→ **What is required**
Output the lines that follow exactly as they are.

→ **Material provided**
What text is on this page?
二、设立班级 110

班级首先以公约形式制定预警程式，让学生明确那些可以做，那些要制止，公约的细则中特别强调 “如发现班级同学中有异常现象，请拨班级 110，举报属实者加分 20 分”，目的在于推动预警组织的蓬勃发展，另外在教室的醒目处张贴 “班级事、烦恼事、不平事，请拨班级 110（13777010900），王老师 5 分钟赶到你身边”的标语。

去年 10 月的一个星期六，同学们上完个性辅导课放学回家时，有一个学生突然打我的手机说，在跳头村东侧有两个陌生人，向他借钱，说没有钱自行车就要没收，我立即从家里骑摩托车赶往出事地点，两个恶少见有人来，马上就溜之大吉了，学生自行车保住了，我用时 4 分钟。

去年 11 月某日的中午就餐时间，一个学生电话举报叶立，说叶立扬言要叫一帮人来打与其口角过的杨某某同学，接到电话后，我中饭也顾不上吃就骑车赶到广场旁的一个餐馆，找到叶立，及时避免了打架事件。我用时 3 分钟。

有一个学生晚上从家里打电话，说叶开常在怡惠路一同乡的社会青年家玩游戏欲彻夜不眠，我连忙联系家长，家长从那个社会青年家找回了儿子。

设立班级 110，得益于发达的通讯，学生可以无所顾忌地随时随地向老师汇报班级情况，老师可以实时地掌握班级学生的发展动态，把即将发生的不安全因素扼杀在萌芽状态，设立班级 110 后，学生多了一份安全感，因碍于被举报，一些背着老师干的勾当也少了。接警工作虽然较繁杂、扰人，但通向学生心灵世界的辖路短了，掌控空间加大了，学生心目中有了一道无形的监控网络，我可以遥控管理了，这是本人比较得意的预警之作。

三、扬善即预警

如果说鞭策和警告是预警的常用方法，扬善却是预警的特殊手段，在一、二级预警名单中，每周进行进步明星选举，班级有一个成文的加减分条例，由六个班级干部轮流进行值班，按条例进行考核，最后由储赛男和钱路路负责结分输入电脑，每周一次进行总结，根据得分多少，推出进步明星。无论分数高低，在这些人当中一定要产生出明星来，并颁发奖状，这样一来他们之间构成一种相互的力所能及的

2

→ **Answer in full**
What text is on this page?
二、设立班级 110

班级首先以公约形式制定预警程式，让学生明确那些可以做，那些要制止，公约的细则中特别强调 “如发现班级同学中有异常现象，请拨班级 110，举报属实者加分 20 分”，目的在于推动预警组织的蓬勃发展，另外在教室的醒目处张贴 “班级事、烦恼事、不平事，请拨班级 110（13777010900），王老师 5 分钟赶到你身边”的标语。

去年 10 月的一个星期六，同学们上完个性辅导课放学回家时，有一个学生突然打我的手机说，在跳头村东侧有两个陌生人，向他借钱，说没有钱自行车就要没收，我立即从家里骑摩托车赶往出事地点，两个恶少见有人来，马上就溜之大吉了，学生自行车保住了，我用时 4 分钟。

去年 11 月某日的中午就餐时间，一个学生电话举报叶立，说叶立扬言要叫一帮人来打与其口角过的杨某某同学，接到电话后，我中饭也顾不上吃就骑车赶到广场旁的一个餐馆，找到叶立，及时避免了打架事件。我用时 3 分钟。

有一个学生晚上从家里打电话，说叶开常在怡惠路一同乡的社会青年家玩游戏欲彻夜不眠，我连忙联系家长，家长从那个社会青年家找回了儿子。

设立班级 110，得益于发达的通讯，学生可以无所顾忌地随时随地向老师汇报班级情况，老师可以实时地掌握班级学生的发展动态，把即将发生的不安全因素扼杀在萌芽状态，设立班级 110 后，学生多了一份安全感，因碍于被举报，一些背着老师干的勾当也少了。接警工作虽然较繁杂、扰人，但通向学生心灵世界的辖路短了，掌控空间加大了，学生心目中有了一道无形的监控网络，我可以遥控管理了，这是本人比较得意的预警之作。

三、扬善即预警

如果说鞭策和警告是预警的常用方法，扬善却是预警的特殊手段，在一、二级预警名单中，每周进行进步明星选举，班级有一个成文的加减分条例，由六个班级干部轮流进行值班，按条例进行考核，最后由储赛男和钱路路负责结分输入电脑，每周一次进行总结，根据得分多少，推出进步明星。无论分数高低，在这些人当中一定要产生出明星来，并颁发奖状，这样一来他们之间构成一种相互的力所能及的

2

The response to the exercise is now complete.